Stated exercise » Return the material below in full and exactly.

Data »
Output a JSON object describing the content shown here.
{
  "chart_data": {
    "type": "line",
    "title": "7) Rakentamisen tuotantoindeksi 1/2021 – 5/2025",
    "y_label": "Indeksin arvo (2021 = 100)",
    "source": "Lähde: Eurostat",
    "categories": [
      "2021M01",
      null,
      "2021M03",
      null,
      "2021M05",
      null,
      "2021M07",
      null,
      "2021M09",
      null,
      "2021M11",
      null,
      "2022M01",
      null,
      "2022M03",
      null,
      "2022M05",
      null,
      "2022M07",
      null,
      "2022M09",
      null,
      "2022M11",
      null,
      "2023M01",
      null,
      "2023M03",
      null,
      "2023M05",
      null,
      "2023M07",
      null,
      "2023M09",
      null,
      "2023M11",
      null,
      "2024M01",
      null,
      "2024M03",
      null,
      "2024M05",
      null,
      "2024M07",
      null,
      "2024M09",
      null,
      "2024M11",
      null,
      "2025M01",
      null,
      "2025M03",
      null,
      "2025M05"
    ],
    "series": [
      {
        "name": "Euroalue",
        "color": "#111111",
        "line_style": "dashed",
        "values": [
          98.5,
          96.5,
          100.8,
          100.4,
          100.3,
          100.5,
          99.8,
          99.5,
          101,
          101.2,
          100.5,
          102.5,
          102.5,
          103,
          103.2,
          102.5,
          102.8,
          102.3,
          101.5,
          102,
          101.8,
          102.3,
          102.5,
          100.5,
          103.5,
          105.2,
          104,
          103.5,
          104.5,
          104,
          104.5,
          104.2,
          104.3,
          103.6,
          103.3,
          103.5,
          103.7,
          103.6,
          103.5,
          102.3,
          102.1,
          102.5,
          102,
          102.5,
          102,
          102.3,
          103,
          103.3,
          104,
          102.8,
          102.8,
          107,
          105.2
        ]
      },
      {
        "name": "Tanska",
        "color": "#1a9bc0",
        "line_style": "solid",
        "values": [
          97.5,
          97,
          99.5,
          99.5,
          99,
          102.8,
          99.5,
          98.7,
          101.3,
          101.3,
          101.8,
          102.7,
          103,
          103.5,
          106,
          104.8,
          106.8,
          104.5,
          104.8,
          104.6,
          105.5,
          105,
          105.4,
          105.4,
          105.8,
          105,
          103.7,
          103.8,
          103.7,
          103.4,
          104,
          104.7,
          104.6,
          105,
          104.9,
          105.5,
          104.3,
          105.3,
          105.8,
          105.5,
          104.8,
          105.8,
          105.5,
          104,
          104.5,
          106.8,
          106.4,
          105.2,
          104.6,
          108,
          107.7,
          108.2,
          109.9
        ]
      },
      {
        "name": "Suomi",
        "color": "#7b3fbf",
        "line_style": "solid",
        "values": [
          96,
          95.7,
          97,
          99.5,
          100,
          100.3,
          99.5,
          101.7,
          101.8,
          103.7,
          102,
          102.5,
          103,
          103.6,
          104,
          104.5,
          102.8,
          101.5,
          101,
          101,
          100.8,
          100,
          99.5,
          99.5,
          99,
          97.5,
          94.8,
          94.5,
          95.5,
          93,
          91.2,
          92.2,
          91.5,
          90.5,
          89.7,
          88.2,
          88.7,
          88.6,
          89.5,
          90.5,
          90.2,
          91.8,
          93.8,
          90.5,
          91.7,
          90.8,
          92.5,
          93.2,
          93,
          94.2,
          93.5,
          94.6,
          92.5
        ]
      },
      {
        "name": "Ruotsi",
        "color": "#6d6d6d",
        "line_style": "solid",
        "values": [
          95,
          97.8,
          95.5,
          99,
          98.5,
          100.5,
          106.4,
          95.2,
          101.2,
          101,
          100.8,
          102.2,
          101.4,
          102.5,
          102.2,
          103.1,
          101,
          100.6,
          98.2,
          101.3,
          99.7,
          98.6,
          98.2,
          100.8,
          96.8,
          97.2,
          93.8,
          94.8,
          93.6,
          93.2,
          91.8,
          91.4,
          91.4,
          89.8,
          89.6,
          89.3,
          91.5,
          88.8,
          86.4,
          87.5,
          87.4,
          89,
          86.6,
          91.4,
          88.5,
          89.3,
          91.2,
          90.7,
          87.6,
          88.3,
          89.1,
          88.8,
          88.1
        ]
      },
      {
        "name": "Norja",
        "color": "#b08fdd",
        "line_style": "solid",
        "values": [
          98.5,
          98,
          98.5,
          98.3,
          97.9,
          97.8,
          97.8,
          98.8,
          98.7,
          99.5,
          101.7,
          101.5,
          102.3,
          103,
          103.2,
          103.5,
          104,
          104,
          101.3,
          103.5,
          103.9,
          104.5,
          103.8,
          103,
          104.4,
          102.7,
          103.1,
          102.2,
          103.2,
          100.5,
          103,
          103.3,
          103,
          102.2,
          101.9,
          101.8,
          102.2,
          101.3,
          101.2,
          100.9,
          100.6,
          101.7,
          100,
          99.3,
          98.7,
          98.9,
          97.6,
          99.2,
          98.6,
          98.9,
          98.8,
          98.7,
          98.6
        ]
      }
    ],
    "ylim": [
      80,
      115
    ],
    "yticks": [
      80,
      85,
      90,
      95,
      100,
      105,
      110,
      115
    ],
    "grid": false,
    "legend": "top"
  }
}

The response »
Output a JSON object describing the content shown here.
{
  "chart_data": {
    "type": "line",
    "title": "7) Rakentamisen tuotantoindeksi 1/2021 – 5/2025",
    "y_label": "Indeksin arvo (2021 = 100)",
    "source": "Lähde: Eurostat",
    "categories": [
      "2021M01",
      null,
      "2021M03",
      null,
      "2021M05",
      null,
      "2021M07",
      null,
      "2021M09",
      null,
      "2021M11",
      null,
      "2022M01",
      null,
      "2022M03",
      null,
      "2022M05",
      null,
      "2022M07",
      null,
      "2022M09",
      null,
      "2022M11",
      null,
      "2023M01",
      null,
      "2023M03",
      null,
      "2023M05",
      null,
      "2023M07",
      null,
      "2023M09",
      null,
      "2023M11",
      null,
      "2024M01",
      null,
      "2024M03",
      null,
      "2024M05",
      null,
      "2024M07",
      null,
      "2024M09",
      null,
      "2024M11",
      null,
      "2025M01",
      null,
      "2025M03",
      null,
      "2025M05"
    ],
    "series": [
      {
        "name": "Euroalue",
        "color": "#111111",
        "line_style": "dashed",
        "values": [
          98.5,
          96.5,
          100.8,
          100.4,
          100.3,
          100.5,
          99.8,
          99.5,
          101,
          101.2,
          100.5,
          102.5,
          102.5,
          103,
          103.2,
          102.5,
          102.8,
          102.3,
          101.5,
          102,
          101.8,
          102.3,
          102.5,
          100.5,
          103.5,
          105.2,
          104,
          103.5,
          104.5,
          104,
          104.5,
          104.2,
          104.3,
          103.6,
          103.3,
          103.5,
          103.7,
          103.6,
          103.5,
          102.3,
          102.1,
          102.5,
          102,
          102.5,
          102,
          102.3,
          103,
          103.3,
          104,
          102.8,
          102.8,
          107,
          105.2
        ]
      },
      {
        "name": "Tanska",
        "color": "#1a9bc0",
        "line_style": "solid",
        "values": [
          97.5,
          97,
          99.5,
          99.5,
          99,
          102.8,
          99.5,
          98.7,
          101.3,
          101.3,
          101.8,
          102.7,
          103,
          103.5,
          106,
          104.8,
          106.8,
          104.5,
          104.8,
          104.6,
          105.5,
          105,
          105.4,
          105.4,
          105.8,
          105,
          103.7,
          103.8,
          103.7,
          103.4,
          104,
          104.7,
          104.6,
          105,
          104.9,
          105.5,
          104.3,
          105.3,
          105.8,
          105.5,
          104.8,
          105.8,
          105.5,
          104,
          104.5,
          106.8,
          106.4,
          105.2,
          104.6,
          108,
          107.7,
          108.2,
          109.9
        ]
      },
      {
        "name": "Suomi",
        "color": "#7b3fbf",
        "line_style": "solid",
        "values": [
          96,
          95.7,
          97,
          99.5,
          100,
          100.3,
          99.5,
          101.7,
          101.8,
          103.7,
          102,
          102.5,
          103,
          103.6,
          104,
          104.5,
          102.8,
          101.5,
          101,
          101,
          100.8,
          100,
          99.5,
          99.5,
          99,
          97.5,
          94.8,
          94.5,
          95.5,
          93,
          91.2,
          92.2,
          91.5,
          90.5,
          89.7,
          88.2,
          88.7,
          88.6,
          89.5,
          90.5,
          90.2,
          91.8,
          93.8,
          90.5,
          91.7,
          90.8,
          92.5,
          93.2,
          93,
          94.2,
          93.5,
          94.6,
          92.5
        ]
      },
      {
        "name": "Ruotsi",
        "color": "#6d6d6d",
        "line_style": "solid",
        "values": [
          95,
          97.8,
          95.5,
          99,
          98.5,
          100.5,
          106.4,
          95.2,
          101.2,
          101,
          100.8,
          102.2,
          101.4,
          102.5,
          102.2,
          103.1,
          101,
          100.6,
          98.2,
          101.3,
          99.7,
          98.6,
          98.2,
          100.8,
          96.8,
          97.2,
          93.8,
          94.8,
          93.6,
          93.2,
          91.8,
          91.4,
          91.4,
          89.8,
          89.6,
          89.3,
          91.5,
          88.8,
          86.4,
          87.5,
          87.4,
          89,
          86.6,
          91.4,
          88.5,
          89.3,
          91.2,
          90.7,
          87.6,
          88.3,
          89.1,
          88.8,
          88.1
        ]
      },
      {
        "name": "Norja",
        "color": "#b08fdd",
        "line_style": "solid",
        "values": [
          98.5,
          98,
          98.5,
          98.3,
          97.9,
          97.8,
          97.8,
          98.8,
          98.7,
          99.5,
          101.7,
          101.5,
          102.3,
          103,
          103.2,
          103.5,
          104,
          104,
          101.3,
          103.5,
          103.9,
          104.5,
          103.8,
          103,
          104.4,
          102.7,
          103.1,
          102.2,
          103.2,
          100.5,
          103,
          103.3,
          103,
          102.2,
          101.9,
          101.8,
          102.2,
          101.3,
          101.2,
          100.9,
          100.6,
          101.7,
          100,
          99.3,
          98.7,
          98.9,
          97.6,
          99.2,
          98.6,
          98.9,
          98.8,
          98.7,
          98.6
        ]
      }
    ],
    "ylim": [
      80,
      115
    ],
    "yticks": [
      80,
      85,
      90,
      95,
      100,
      105,
      110,
      115
    ],
    "grid": false,
    "legend": "top"
  }
}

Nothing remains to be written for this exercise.